start

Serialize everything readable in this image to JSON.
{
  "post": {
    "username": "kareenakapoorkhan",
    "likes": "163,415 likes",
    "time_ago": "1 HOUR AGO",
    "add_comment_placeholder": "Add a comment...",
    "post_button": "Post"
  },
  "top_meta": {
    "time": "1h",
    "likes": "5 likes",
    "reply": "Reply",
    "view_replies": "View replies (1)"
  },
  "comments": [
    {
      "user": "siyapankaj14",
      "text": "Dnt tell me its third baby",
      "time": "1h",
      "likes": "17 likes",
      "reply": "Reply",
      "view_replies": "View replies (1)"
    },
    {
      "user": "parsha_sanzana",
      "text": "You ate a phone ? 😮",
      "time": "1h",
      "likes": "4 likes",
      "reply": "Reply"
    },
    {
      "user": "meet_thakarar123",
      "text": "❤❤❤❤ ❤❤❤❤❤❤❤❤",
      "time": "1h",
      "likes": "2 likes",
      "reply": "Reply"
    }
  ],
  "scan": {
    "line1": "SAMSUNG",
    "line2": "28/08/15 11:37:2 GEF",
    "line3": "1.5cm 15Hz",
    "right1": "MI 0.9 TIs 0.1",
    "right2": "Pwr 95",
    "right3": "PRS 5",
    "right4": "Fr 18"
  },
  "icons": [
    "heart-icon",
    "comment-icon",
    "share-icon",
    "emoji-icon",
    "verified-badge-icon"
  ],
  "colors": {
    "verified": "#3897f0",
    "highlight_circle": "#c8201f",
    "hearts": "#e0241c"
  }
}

end

[Stated goal] Go through the records and pull out each line that includes the word "verified".

[Task result]
    "verified-badge-icon"
    "verified": "#3897f0",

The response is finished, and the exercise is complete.